■ WORK TO COMPLETE
Repeat, exactly and completely, the entries shown underneath.
☆ ☆ ☆ ☆
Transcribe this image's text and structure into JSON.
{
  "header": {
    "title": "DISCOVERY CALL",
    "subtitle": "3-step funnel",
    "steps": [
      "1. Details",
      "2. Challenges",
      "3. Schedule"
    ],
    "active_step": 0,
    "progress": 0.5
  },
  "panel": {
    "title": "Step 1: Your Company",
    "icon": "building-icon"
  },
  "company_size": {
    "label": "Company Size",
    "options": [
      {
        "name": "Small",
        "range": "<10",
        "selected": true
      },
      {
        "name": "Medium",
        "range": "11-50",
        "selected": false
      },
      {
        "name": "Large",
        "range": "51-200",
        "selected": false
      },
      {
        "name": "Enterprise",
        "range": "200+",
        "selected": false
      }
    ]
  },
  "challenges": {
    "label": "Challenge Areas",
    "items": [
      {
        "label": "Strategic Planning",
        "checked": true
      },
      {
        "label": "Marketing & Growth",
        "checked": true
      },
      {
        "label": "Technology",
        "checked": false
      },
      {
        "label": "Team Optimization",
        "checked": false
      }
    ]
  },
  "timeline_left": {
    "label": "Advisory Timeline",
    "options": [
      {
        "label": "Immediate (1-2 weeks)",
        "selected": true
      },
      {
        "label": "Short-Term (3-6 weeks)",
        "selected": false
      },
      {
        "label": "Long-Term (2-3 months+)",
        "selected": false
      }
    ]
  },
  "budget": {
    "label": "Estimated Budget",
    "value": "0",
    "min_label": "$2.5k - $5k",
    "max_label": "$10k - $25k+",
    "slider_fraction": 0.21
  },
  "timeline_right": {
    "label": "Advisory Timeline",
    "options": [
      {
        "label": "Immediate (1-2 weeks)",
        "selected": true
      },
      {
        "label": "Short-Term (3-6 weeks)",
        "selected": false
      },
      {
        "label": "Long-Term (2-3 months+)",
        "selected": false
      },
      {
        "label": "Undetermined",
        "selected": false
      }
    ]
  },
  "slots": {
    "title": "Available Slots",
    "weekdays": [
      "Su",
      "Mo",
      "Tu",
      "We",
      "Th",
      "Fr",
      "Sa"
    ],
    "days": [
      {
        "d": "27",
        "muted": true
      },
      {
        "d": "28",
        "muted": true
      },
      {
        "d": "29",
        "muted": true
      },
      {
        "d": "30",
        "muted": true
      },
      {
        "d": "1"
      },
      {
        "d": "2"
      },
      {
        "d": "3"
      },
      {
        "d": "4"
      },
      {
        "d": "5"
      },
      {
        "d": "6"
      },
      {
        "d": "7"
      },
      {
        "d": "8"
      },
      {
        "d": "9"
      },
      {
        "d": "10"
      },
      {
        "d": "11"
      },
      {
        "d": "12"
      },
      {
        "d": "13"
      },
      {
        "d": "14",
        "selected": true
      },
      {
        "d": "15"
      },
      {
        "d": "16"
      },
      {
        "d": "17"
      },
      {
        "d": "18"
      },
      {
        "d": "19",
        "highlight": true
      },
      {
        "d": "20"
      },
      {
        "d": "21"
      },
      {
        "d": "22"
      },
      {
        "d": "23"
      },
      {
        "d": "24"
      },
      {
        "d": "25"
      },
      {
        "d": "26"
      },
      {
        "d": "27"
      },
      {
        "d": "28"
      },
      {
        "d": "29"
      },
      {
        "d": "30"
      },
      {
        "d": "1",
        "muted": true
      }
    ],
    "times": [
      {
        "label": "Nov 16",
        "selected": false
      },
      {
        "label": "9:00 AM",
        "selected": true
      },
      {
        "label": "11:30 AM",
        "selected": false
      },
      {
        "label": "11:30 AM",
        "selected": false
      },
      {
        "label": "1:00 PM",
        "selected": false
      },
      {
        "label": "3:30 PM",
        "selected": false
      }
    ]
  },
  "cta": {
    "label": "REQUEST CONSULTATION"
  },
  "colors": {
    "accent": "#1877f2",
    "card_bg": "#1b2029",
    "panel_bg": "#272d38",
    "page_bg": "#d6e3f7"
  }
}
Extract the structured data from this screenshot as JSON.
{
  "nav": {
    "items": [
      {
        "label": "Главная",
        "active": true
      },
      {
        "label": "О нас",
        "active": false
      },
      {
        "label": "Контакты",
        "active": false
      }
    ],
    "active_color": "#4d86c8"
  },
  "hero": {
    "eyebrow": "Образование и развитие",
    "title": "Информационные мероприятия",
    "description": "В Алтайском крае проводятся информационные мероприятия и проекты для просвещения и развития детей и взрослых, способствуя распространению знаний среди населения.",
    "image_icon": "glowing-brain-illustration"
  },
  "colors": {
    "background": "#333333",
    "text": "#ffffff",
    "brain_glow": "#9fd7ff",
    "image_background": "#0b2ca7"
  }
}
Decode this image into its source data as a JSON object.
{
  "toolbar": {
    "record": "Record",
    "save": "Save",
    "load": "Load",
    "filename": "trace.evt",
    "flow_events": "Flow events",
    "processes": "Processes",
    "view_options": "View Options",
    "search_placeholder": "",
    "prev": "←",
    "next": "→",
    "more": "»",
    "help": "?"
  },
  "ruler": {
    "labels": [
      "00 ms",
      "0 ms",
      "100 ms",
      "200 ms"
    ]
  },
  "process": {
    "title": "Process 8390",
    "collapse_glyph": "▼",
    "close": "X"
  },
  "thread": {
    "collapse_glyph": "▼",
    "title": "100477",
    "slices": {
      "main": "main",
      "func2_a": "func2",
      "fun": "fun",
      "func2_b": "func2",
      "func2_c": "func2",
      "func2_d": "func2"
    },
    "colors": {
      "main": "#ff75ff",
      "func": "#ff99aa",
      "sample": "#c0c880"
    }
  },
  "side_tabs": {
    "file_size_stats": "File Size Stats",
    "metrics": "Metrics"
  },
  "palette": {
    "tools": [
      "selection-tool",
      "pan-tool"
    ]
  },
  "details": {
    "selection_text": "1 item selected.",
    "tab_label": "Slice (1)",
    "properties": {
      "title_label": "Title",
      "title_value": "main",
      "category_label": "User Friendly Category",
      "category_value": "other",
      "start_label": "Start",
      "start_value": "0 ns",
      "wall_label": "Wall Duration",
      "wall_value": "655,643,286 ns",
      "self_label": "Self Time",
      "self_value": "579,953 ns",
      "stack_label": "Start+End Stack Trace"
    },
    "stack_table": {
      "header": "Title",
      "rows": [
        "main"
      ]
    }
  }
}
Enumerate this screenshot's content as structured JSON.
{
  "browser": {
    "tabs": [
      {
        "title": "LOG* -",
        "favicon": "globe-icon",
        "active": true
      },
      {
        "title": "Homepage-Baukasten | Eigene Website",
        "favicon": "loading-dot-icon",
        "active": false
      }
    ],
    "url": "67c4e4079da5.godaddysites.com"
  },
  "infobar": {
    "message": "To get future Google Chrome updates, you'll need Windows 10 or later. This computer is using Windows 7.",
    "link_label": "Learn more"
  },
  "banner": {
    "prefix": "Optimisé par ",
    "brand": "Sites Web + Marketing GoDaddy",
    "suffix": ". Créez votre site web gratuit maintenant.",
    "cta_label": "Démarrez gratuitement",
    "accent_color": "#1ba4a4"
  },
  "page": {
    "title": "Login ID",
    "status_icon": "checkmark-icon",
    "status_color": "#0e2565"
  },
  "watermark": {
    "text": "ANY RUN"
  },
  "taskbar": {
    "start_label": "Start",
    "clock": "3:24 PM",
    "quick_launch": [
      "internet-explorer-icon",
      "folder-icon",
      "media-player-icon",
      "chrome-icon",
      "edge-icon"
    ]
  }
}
☆ ☆ ☆ ☆
■ OUTPUT OF THE TASK
Transcribe this image's text and structure into JSON.
{
  "header": {
    "title": "DISCOVERY CALL",
    "subtitle": "3-step funnel",
    "steps": [
      "1. Details",
      "2. Challenges",
      "3. Schedule"
    ],
    "active_step": 0,
    "progress": 0.5
  },
  "panel": {
    "title": "Step 1: Your Company",
    "icon": "building-icon"
  },
  "company_size": {
    "label": "Company Size",
    "options": [
      {
        "name": "Small",
        "range": "<10",
        "selected": true
      },
      {
        "name": "Medium",
        "range": "11-50",
        "selected": false
      },
      {
        "name": "Large",
        "range": "51-200",
        "selected": false
      },
      {
        "name": "Enterprise",
        "range": "200+",
        "selected": false
      }
    ]
  },
  "challenges": {
    "label": "Challenge Areas",
    "items": [
      {
        "label": "Strategic Planning",
        "checked": true
      },
      {
        "label": "Marketing & Growth",
        "checked": true
      },
      {
        "label": "Technology",
        "checked": false
      },
      {
        "label": "Team Optimization",
        "checked": false
      }
    ]
  },
  "timeline_left": {
    "label": "Advisory Timeline",
    "options": [
      {
        "label": "Immediate (1-2 weeks)",
        "selected": true
      },
      {
        "label": "Short-Term (3-6 weeks)",
        "selected": false
      },
      {
        "label": "Long-Term (2-3 months+)",
        "selected": false
      }
    ]
  },
  "budget": {
    "label": "Estimated Budget",
    "value": "0",
    "min_label": "$2.5k - $5k",
    "max_label": "$10k - $25k+",
    "slider_fraction": 0.21
  },
  "timeline_right": {
    "label": "Advisory Timeline",
    "options": [
      {
        "label": "Immediate (1-2 weeks)",
        "selected": true
      },
      {
        "label": "Short-Term (3-6 weeks)",
        "selected": false
      },
      {
        "label": "Long-Term (2-3 months+)",
        "selected": false
      },
      {
        "label": "Undetermined",
        "selected": false
      }
    ]
  },
  "slots": {
    "title": "Available Slots",
    "weekdays": [
      "Su",
      "Mo",
      "Tu",
      "We",
      "Th",
      "Fr",
      "Sa"
    ],
    "days": [
      {
        "d": "27",
        "muted": true
      },
      {
        "d": "28",
        "muted": true
      },
      {
        "d": "29",
        "muted": true
      },
      {
        "d": "30",
        "muted": true
      },
      {
        "d": "1"
      },
      {
        "d": "2"
      },
      {
        "d": "3"
      },
      {
        "d": "4"
      },
      {
        "d": "5"
      },
      {
        "d": "6"
      },
      {
        "d": "7"
      },
      {
        "d": "8"
      },
      {
        "d": "9"
      },
      {
        "d": "10"
      },
      {
        "d": "11"
      },
      {
        "d": "12"
      },
      {
        "d": "13"
      },
      {
        "d": "14",
        "selected": true
      },
      {
        "d": "15"
      },
      {
        "d": "16"
      },
      {
        "d": "17"
      },
      {
        "d": "18"
      },
      {
        "d": "19",
        "highlight": true
      },
      {
        "d": "20"
      },
      {
        "d": "21"
      },
      {
        "d": "22"
      },
      {
        "d": "23"
      },
      {
        "d": "24"
      },
      {
        "d": "25"
      },
      {
        "d": "26"
      },
      {
        "d": "27"
      },
      {
        "d": "28"
      },
      {
        "d": "29"
      },
      {
        "d": "30"
      },
      {
        "d": "1",
        "muted": true
      }
    ],
    "times": [
      {
        "label": "Nov 16",
        "selected": false
      },
      {
        "label": "9:00 AM",
        "selected": true
      },
      {
        "label": "11:30 AM",
        "selected": false
      },
      {
        "label": "11:30 AM",
        "selected": false
      },
      {
        "label": "1:00 PM",
        "selected": false
      },
      {
        "label": "3:30 PM",
        "selected": false
      }
    ]
  },
  "cta": {
    "label": "REQUEST CONSULTATION"
  },
  "colors": {
    "accent": "#1877f2",
    "card_bg": "#1b2029",
    "panel_bg": "#272d38",
    "page_bg": "#d6e3f7"
  }
}
Extract the structured data from this screenshot as JSON.
{
  "nav": {
    "items": [
      {
        "label": "Главная",
        "active": true
      },
      {
        "label": "О нас",
        "active": false
      },
      {
        "label": "Контакты",
        "active": false
      }
    ],
    "active_color": "#4d86c8"
  },
  "hero": {
    "eyebrow": "Образование и развитие",
    "title": "Информационные мероприятия",
    "description": "В Алтайском крае проводятся информационные мероприятия и проекты для просвещения и развития детей и взрослых, способствуя распространению знаний среди населения.",
    "image_icon": "glowing-brain-illustration"
  },
  "colors": {
    "background": "#333333",
    "text": "#ffffff",
    "brain_glow": "#9fd7ff",
    "image_background": "#0b2ca7"
  }
}
Decode this image into its source data as a JSON object.
{
  "toolbar": {
    "record": "Record",
    "save": "Save",
    "load": "Load",
    "filename": "trace.evt",
    "flow_events": "Flow events",
    "processes": "Processes",
    "view_options": "View Options",
    "search_placeholder": "",
    "prev": "←",
    "next": "→",
    "more": "»",
    "help": "?"
  },
  "ruler": {
    "labels": [
      "00 ms",
      "0 ms",
      "100 ms",
      "200 ms"
    ]
  },
  "process": {
    "title": "Process 8390",
    "collapse_glyph": "▼",
    "close": "X"
  },
  "thread": {
    "collapse_glyph": "▼",
    "title": "100477",
    "slices": {
      "main": "main",
      "func2_a": "func2",
      "fun": "fun",
      "func2_b": "func2",
      "func2_c": "func2",
      "func2_d": "func2"
    },
    "colors": {
      "main": "#ff75ff",
      "func": "#ff99aa",
      "sample": "#c0c880"
    }
  },
  "side_tabs": {
    "file_size_stats": "File Size Stats",
    "metrics": "Metrics"
  },
  "palette": {
    "tools": [
      "selection-tool",
      "pan-tool"
    ]
  },
  "details": {
    "selection_text": "1 item selected.",
    "tab_label": "Slice (1)",
    "properties": {
      "title_label": "Title",
      "title_value": "main",
      "category_label": "User Friendly Category",
      "category_value": "other",
      "start_label": "Start",
      "start_value": "0 ns",
      "wall_label": "Wall Duration",
      "wall_value": "655,643,286 ns",
      "self_label": "Self Time",
      "self_value": "579,953 ns",
      "stack_label": "Start+End Stack Trace"
    },
    "stack_table": {
      "header": "Title",
      "rows": [
        "main"
      ]
    }
  }
}
Enumerate this screenshot's content as structured JSON.
{
  "browser": {
    "tabs": [
      {
        "title": "LOG* -",
        "favicon": "globe-icon",
        "active": true
      },
      {
        "title": "Homepage-Baukasten | Eigene Website",
        "favicon": "loading-dot-icon",
        "active": false
      }
    ],
    "url": "67c4e4079da5.godaddysites.com"
  },
  "infobar": {
    "message": "To get future Google Chrome updates, you'll need Windows 10 or later. This computer is using Windows 7.",
    "link_label": "Learn more"
  },
  "banner": {
    "prefix": "Optimisé par ",
    "brand": "Sites Web + Marketing GoDaddy",
    "suffix": ". Créez votre site web gratuit maintenant.",
    "cta_label": "Démarrez gratuitement",
    "accent_color": "#1ba4a4"
  },
  "page": {
    "title": "Login ID",
    "status_icon": "checkmark-icon",
    "status_color": "#0e2565"
  },
  "watermark": {
    "text": "ANY RUN"
  },
  "taskbar": {
    "start_label": "Start",
    "clock": "3:24 PM",
    "quick_launch": [
      "internet-explorer-icon",
      "folder-icon",
      "media-player-icon",
      "chrome-icon",
      "edge-icon"
    ]
  }
}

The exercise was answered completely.